--- BEGIN Input records ---

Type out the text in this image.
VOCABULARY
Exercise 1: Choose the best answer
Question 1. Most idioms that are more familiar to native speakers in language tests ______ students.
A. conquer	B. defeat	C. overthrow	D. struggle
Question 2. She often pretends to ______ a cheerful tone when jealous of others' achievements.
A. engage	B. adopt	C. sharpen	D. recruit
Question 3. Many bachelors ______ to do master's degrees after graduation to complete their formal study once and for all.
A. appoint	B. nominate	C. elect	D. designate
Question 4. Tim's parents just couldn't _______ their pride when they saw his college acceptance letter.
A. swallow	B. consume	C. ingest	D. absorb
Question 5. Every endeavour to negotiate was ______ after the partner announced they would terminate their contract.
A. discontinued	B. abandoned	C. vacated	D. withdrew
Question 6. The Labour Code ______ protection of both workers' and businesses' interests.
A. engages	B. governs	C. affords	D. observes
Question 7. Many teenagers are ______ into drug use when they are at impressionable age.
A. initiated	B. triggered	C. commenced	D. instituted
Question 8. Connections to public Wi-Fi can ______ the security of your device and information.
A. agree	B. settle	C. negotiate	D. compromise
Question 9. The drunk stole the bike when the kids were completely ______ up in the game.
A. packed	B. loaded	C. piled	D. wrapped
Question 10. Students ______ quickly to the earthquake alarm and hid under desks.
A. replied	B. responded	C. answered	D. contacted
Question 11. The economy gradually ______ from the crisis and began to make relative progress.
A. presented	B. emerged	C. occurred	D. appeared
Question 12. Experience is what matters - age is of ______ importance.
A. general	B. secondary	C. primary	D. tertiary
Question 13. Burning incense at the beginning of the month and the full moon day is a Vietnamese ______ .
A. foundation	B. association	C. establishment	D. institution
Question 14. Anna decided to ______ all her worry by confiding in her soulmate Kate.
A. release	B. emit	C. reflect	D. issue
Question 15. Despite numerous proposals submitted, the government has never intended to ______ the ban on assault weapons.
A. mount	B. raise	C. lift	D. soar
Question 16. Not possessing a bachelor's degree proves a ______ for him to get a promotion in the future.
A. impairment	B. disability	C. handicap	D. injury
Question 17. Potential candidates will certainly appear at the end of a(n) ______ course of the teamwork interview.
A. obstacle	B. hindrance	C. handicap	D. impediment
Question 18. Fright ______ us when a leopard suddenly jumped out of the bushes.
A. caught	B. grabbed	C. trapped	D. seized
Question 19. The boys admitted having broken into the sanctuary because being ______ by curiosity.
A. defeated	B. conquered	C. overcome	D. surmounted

--- END Input records ---

#### [Problem]
Reproduce the listing in full. Keep it exactly as written.

#### [Solution to this problem]
Type out the text in this image.
VOCABULARY
Exercise 1: Choose the best answer
Question 1. Most idioms that are more familiar to native speakers in language tests ______ students.
A. conquer	B. defeat	C. overthrow	D. struggle
Question 2. She often pretends to ______ a cheerful tone when jealous of others' achievements.
A. engage	B. adopt	C. sharpen	D. recruit
Question 3. Many bachelors ______ to do master's degrees after graduation to complete their formal study once and for all.
A. appoint	B. nominate	C. elect	D. designate
Question 4. Tim's parents just couldn't _______ their pride when they saw his college acceptance letter.
A. swallow	B. consume	C. ingest	D. absorb
Question 5. Every endeavour to negotiate was ______ after the partner announced they would terminate their contract.
A. discontinued	B. abandoned	C. vacated	D. withdrew
Question 6. The Labour Code ______ protection of both workers' and businesses' interests.
A. engages	B. governs	C. affords	D. observes
Question 7. Many teenagers are ______ into drug use when they are at impressionable age.
A. initiated	B. triggered	C. commenced	D. instituted
Question 8. Connections to public Wi-Fi can ______ the security of your device and information.
A. agree	B. settle	C. negotiate	D. compromise
Question 9. The drunk stole the bike when the kids were completely ______ up in the game.
A. packed	B. loaded	C. piled	D. wrapped
Question 10. Students ______ quickly to the earthquake alarm and hid under desks.
A. replied	B. responded	C. answered	D. contacted
Question 11. The economy gradually ______ from the crisis and began to make relative progress.
A. presented	B. emerged	C. occurred	D. appeared
Question 12. Experience is what matters - age is of ______ importance.
A. general	B. secondary	C. primary	D. tertiary
Question 13. Burning incense at the beginning of the month and the full moon day is a Vietnamese ______ .
A. foundation	B. association	C. establishment	D. institution
Question 14. Anna decided to ______ all her worry by confiding in her soulmate Kate.
A. release	B. emit	C. reflect	D. issue
Question 15. Despite numerous proposals submitted, the government has never intended to ______ the ban on assault weapons.
A. mount	B. raise	C. lift	D. soar
Question 16. Not possessing a bachelor's degree proves a ______ for him to get a promotion in the future.
A. impairment	B. disability	C. handicap	D. injury
Question 17. Potential candidates will certainly appear at the end of a(n) ______ course of the teamwork interview.
A. obstacle	B. hindrance	C. handicap	D. impediment
Question 18. Fright ______ us when a leopard suddenly jumped out of the bushes.
A. caught	B. grabbed	C. trapped	D. seized
Question 19. The boys admitted having broken into the sanctuary because being ______ by curiosity.
A. defeated	B. conquered	C. overcome	D. surmounted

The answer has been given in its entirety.